-- begin Working data --

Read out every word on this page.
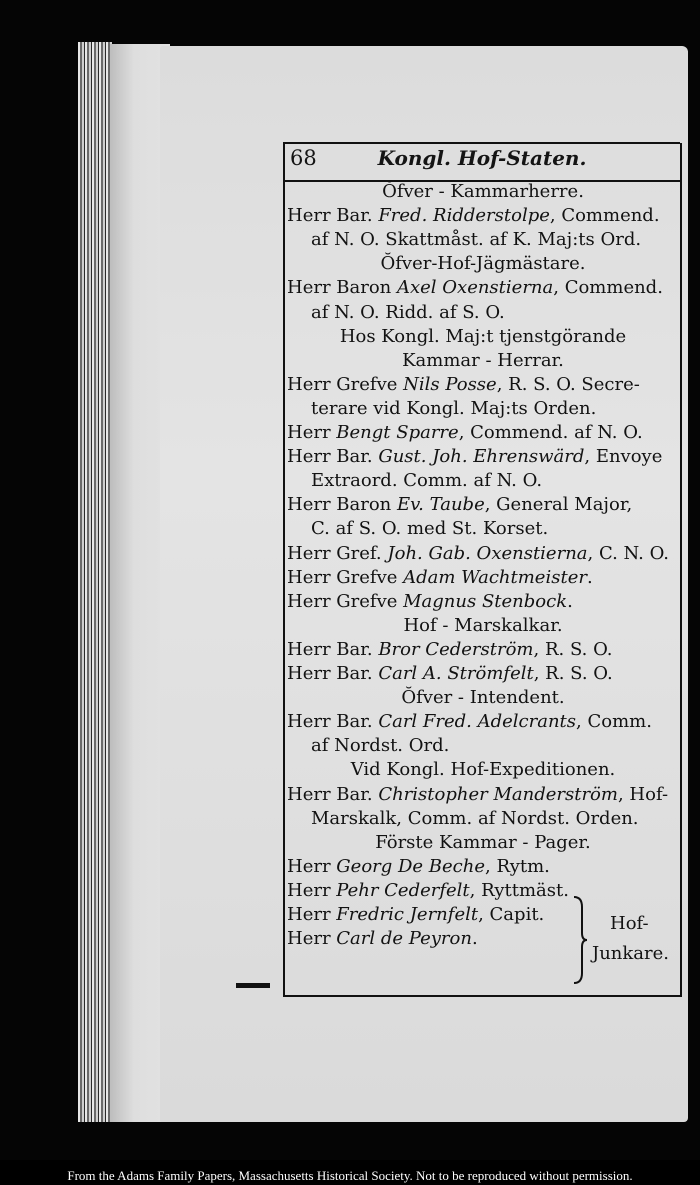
68	Kongl. Hof-Staten.
Ŏfver - Kammarherre.
Herr Bar. Fred. Ridderstolpe, Commend.
af N. O. Skattmåst. af K. Maj:ts Ord.
Ŏfver-Hof-Jägmästare.
Herr Baron Axel Oxenstierna, Commend.
af N. O. Ridd. af S. O.
Hos Kongl. Maj:t tjenstgörande
Kammar - Herrar.
Herr Grefve Nils Posse, R. S. O. Secre-
terare vid Kongl. Maj:ts Orden.
Herr Bengt Sparre, Commend. af N. O.
Herr Bar. Gust. Joh. Ehrenswärd, Envoye
Extraord. Comm. af N. O.
Herr Baron Ev. Taube, General Major,
C. af S. O. med St. Korset.
Herr Gref. Joh. Gab. Oxenstierna, C. N. O.
Herr Grefve Adam Wachtmeister.
Herr Grefve Magnus Stenbock.
Hof - Marskalkar.
Herr Bar. Bror Cederström, R. S. O.
Herr Bar. Carl A. Strömfelt, R. S. O.
Ŏfver - Intendent.
Herr Bar. Carl Fred. Adelcrants, Comm.
af Nordst. Ord.
Vid Kongl. Hof-Expeditionen.
Herr Bar. Christopher Manderström, Hof-
Marskalk, Comm. af Nordst. Orden.
Förste Kammar - Pager.
Herr Georg De Beche, Rytm.
Herr Pehr Cederfelt, Ryttmäst.
Herr Fredric Jernfelt, Capit.
Herr Carl de Peyron.
Hof-
Junkare.
From the Adams Family Papers, Massachusetts Historical Society. Not to be reproduced without permission.
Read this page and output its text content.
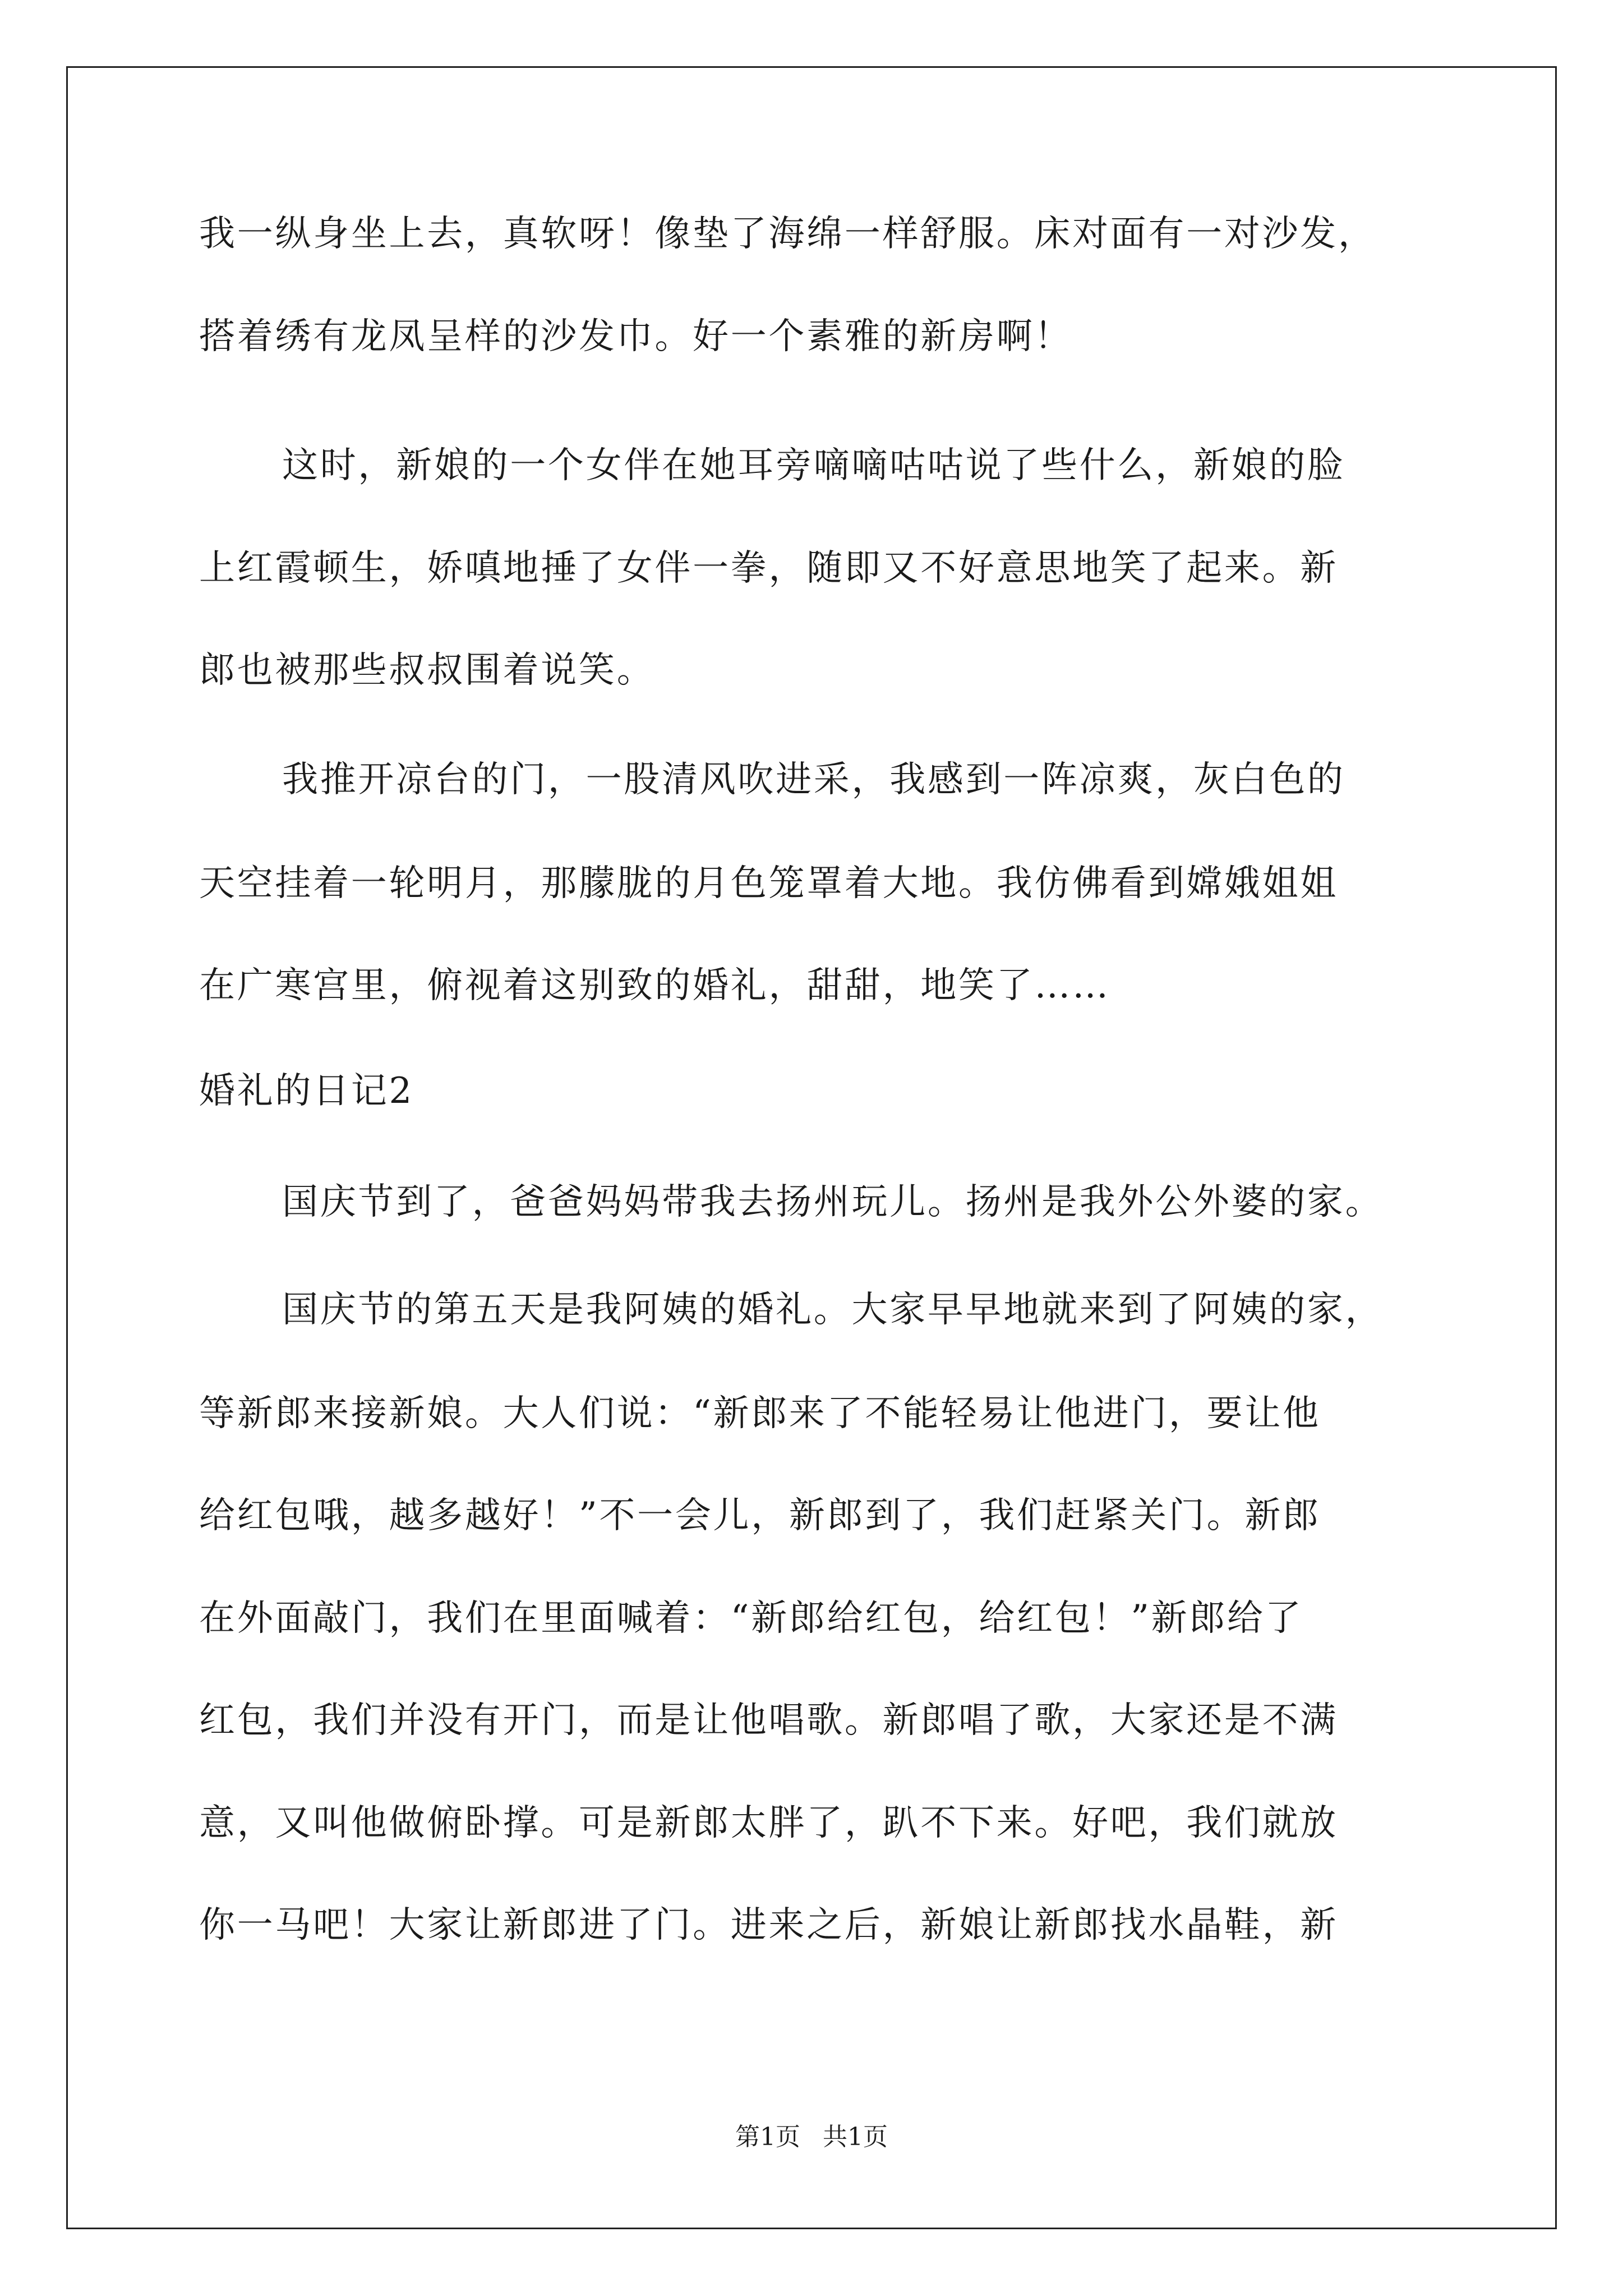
我一纵身坐上去，真软呀！像垫了海绵一样舒服。床对面有一对沙发，
搭着绣有龙凤呈样的沙发巾。好一个素雅的新房啊！
这时，新娘的一个女伴在她耳旁嘀嘀咕咕说了些什么，新娘的脸
上红霞顿生，娇嗔地捶了女伴一拳，随即又不好意思地笑了起来。新
郎也被那些叔叔围着说笑。
我推开凉台的门，一股清风吹进采，我感到一阵凉爽，灰白色的
天空挂着一轮明月，那朦胧的月色笼罩着大地。我仿佛看到嫦娥姐姐
在广寒宫里，俯视着这别致的婚礼，甜甜，地笑了……
婚礼的日记2
国庆节到了，爸爸妈妈带我去扬州玩儿。扬州是我外公外婆的家。
国庆节的第五天是我阿姨的婚礼。大家早早地就来到了阿姨的家，
等新郎来接新娘。大人们说：“新郎来了不能轻易让他进门，要让他
给红包哦，越多越好！”不一会儿，新郎到了，我们赶紧关门。新郎
在外面敲门，我们在里面喊着：“新郎给红包，给红包！”新郎给了
红包，我们并没有开门，而是让他唱歌。新郎唱了歌，大家还是不满
意，又叫他做俯卧撑。可是新郎太胖了，趴不下来。好吧，我们就放
你一马吧！大家让新郎进了门。进来之后，新娘让新郎找水晶鞋，新
第1页 共1页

-- end Working data --

Exercise
Each line from the one that contains "Read this page and output its text content." to the end of the listing must be quoted exactly; no other line and no picture belongs in the copy.

Finished task
Read this page and output its text content.
我一纵身坐上去，真软呀！像垫了海绵一样舒服。床对面有一对沙发，
搭着绣有龙凤呈样的沙发巾。好一个素雅的新房啊！
这时，新娘的一个女伴在她耳旁嘀嘀咕咕说了些什么，新娘的脸
上红霞顿生，娇嗔地捶了女伴一拳，随即又不好意思地笑了起来。新
郎也被那些叔叔围着说笑。
我推开凉台的门，一股清风吹进采，我感到一阵凉爽，灰白色的
天空挂着一轮明月，那朦胧的月色笼罩着大地。我仿佛看到嫦娥姐姐
在广寒宫里，俯视着这别致的婚礼，甜甜，地笑了……
婚礼的日记2
国庆节到了，爸爸妈妈带我去扬州玩儿。扬州是我外公外婆的家。
国庆节的第五天是我阿姨的婚礼。大家早早地就来到了阿姨的家，
等新郎来接新娘。大人们说：“新郎来了不能轻易让他进门，要让他
给红包哦，越多越好！”不一会儿，新郎到了，我们赶紧关门。新郎
在外面敲门，我们在里面喊着：“新郎给红包，给红包！”新郎给了
红包，我们并没有开门，而是让他唱歌。新郎唱了歌，大家还是不满
意，又叫他做俯卧撑。可是新郎太胖了，趴不下来。好吧，我们就放
你一马吧！大家让新郎进了门。进来之后，新娘让新郎找水晶鞋，新
第1页 共1页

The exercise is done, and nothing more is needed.